Instruction
Search the data for the word "para". Reproduce every line where it is found.

Dataset entries
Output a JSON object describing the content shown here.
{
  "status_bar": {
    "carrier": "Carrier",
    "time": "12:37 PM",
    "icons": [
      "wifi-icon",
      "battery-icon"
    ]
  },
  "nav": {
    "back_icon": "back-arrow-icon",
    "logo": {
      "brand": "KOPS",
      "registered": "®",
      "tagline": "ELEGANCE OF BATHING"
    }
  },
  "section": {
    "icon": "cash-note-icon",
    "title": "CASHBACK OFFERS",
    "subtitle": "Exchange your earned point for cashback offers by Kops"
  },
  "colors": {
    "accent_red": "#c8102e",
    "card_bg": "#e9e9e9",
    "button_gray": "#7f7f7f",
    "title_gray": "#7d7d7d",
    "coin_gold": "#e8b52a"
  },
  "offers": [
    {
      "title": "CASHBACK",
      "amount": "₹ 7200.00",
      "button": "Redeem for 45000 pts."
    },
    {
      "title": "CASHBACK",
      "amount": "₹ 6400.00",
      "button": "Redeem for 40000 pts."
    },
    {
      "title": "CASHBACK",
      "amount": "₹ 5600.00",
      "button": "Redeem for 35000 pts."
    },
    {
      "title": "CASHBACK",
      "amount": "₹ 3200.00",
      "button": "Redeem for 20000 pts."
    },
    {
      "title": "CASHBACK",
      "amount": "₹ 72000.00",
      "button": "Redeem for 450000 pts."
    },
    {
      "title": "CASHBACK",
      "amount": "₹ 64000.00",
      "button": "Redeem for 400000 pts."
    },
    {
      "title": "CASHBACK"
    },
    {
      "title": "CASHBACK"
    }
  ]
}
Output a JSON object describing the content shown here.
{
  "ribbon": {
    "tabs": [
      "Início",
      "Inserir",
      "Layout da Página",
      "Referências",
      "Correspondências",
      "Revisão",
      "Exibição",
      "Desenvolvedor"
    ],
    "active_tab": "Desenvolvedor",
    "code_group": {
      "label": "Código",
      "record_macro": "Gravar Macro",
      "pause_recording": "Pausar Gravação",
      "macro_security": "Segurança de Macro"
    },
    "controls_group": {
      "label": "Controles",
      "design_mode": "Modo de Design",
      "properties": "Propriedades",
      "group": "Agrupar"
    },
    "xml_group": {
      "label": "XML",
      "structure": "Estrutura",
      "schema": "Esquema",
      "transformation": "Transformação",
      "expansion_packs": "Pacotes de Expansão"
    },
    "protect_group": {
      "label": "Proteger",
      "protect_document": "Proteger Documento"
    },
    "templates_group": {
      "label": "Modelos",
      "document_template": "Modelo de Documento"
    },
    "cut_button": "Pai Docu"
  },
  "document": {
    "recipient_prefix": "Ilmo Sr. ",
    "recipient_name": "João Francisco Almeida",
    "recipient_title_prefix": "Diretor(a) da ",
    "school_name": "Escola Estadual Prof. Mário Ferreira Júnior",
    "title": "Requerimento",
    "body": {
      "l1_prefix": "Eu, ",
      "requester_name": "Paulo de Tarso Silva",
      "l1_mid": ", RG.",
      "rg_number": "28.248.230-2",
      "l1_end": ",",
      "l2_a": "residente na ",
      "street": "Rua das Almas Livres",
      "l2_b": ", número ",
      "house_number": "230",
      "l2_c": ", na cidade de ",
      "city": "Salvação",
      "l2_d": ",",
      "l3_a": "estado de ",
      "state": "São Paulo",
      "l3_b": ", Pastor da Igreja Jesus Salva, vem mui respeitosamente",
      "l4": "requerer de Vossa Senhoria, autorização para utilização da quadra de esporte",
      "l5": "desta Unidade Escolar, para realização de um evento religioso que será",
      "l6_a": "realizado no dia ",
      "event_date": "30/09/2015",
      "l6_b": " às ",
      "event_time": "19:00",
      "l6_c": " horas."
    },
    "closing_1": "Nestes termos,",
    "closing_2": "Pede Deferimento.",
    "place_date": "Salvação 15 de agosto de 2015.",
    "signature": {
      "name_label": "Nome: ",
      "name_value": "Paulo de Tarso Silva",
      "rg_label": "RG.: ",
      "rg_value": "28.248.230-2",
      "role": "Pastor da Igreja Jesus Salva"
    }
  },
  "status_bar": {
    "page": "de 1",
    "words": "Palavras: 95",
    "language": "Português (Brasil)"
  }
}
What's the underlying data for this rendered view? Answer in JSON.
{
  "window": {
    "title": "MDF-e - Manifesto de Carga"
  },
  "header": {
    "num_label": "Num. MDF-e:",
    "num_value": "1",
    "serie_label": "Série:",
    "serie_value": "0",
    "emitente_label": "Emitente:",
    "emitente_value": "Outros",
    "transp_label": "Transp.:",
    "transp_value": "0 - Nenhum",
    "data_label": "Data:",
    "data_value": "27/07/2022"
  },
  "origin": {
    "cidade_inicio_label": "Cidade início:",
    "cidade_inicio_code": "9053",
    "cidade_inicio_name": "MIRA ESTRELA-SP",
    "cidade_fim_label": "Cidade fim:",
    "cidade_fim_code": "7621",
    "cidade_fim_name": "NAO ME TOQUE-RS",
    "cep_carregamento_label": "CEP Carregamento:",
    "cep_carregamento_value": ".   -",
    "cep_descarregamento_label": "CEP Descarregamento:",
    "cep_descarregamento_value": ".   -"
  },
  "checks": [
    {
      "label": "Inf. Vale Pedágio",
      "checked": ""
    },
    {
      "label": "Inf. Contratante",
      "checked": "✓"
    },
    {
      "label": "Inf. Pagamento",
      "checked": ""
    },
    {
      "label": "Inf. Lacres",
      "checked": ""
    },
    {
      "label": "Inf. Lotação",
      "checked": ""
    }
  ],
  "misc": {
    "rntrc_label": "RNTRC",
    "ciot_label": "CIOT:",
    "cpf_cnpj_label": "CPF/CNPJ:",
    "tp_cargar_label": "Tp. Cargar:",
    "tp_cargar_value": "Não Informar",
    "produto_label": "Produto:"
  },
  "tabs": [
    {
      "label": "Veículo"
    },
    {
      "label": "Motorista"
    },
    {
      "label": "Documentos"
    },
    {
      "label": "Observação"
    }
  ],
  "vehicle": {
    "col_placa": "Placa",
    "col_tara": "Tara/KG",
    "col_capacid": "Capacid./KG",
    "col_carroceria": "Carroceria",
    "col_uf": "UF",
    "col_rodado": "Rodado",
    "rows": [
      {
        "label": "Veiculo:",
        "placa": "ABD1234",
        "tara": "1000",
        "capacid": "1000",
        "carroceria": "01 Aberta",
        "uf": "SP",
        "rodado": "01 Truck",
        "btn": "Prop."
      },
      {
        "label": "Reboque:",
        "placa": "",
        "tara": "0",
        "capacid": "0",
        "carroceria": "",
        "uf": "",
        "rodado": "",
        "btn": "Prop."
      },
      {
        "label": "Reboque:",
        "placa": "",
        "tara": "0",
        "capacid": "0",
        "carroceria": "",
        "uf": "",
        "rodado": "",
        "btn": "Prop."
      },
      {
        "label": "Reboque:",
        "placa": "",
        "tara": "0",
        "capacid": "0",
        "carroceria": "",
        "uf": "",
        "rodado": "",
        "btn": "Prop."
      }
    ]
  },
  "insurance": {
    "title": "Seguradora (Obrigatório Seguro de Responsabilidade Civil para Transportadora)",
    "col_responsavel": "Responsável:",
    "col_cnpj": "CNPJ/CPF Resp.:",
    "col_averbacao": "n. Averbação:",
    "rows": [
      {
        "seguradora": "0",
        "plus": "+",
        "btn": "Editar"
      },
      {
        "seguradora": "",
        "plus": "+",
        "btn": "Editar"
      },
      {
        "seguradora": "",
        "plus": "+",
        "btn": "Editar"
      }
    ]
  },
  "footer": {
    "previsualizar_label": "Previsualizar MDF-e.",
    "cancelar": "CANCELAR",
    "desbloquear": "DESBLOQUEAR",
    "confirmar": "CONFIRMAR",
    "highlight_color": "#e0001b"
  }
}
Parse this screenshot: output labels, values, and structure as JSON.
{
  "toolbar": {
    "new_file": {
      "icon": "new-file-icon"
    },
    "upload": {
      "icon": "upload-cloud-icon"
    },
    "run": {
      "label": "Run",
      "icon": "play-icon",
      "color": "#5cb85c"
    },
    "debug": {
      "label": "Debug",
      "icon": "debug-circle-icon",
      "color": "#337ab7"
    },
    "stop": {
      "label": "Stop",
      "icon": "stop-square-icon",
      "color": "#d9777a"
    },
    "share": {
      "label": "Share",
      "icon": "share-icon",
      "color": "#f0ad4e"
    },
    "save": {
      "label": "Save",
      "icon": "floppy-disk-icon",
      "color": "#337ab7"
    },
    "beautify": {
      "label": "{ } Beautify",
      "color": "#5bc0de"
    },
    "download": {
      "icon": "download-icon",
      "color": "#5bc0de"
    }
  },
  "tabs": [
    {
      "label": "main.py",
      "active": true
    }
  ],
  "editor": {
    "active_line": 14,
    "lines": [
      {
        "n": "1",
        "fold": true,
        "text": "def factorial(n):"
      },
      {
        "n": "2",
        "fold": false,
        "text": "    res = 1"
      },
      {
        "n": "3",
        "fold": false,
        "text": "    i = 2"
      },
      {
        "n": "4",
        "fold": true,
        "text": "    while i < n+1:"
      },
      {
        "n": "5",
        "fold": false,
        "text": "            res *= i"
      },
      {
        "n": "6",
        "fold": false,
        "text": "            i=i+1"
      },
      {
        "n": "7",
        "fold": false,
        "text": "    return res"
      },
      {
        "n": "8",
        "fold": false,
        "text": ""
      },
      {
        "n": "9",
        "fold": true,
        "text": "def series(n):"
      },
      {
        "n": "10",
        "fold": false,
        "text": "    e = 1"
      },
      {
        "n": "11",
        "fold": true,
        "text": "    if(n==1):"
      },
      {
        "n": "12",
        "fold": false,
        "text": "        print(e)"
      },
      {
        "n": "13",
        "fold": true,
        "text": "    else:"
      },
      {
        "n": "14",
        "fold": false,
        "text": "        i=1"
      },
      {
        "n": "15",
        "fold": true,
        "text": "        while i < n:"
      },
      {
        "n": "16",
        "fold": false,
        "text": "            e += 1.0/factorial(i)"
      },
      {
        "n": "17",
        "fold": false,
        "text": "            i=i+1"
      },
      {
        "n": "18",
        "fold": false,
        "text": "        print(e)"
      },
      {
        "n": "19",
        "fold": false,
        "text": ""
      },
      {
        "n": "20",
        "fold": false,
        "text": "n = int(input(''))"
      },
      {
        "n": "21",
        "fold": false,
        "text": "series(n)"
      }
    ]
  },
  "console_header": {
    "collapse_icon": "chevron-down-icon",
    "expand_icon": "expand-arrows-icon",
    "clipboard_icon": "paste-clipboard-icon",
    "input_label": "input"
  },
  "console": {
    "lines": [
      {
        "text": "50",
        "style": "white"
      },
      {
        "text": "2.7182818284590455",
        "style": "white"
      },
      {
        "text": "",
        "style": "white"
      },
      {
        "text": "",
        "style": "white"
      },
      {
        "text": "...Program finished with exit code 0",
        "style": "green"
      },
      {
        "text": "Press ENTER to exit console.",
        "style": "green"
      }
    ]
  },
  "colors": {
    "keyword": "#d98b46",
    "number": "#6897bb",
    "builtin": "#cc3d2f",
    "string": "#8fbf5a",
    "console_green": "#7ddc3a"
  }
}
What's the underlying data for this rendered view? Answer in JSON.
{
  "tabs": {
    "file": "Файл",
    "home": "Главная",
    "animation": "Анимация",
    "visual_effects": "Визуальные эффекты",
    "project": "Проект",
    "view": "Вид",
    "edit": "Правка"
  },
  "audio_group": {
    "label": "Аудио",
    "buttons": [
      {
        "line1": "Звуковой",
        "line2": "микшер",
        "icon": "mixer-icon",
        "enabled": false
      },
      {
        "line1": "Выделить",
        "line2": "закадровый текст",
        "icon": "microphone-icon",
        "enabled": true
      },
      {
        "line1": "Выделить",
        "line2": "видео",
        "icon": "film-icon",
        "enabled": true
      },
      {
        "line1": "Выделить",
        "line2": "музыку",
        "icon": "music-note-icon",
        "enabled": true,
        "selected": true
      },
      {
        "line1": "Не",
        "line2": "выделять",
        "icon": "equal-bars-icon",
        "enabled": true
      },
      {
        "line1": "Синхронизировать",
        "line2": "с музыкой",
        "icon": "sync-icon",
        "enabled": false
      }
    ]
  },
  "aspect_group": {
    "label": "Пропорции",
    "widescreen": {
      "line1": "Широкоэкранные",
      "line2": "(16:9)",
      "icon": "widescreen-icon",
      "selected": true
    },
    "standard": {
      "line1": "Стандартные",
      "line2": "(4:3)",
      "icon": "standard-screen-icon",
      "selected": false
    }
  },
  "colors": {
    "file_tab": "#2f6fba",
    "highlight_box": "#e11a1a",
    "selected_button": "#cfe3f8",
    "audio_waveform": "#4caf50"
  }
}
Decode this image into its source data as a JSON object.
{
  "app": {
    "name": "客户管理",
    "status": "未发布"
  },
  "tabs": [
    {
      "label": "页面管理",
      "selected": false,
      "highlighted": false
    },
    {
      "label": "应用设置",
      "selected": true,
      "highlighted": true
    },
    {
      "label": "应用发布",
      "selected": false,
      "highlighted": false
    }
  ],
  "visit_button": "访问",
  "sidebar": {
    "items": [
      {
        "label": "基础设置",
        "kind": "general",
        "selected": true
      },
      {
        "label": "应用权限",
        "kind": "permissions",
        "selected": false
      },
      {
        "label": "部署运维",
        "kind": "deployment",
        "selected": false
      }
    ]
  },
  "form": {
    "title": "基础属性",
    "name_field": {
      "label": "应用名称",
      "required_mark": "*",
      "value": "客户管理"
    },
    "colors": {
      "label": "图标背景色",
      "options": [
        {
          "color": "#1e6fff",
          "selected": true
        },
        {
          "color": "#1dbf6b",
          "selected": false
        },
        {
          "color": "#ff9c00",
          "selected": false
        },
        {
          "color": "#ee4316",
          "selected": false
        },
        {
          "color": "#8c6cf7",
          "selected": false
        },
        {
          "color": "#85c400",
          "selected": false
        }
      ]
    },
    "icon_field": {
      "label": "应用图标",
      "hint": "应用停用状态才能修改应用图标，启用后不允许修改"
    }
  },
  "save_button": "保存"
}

Answer for the task
      "l4": "requerer de Vossa Senhoria, autorização para utilização da quadra de esporte",
      "l5": "desta Unidade Escolar, para realização de um evento religioso que será",
    "title": "Seguradora (Obrigatório Seguro de Responsabilidade Civil para Transportadora)",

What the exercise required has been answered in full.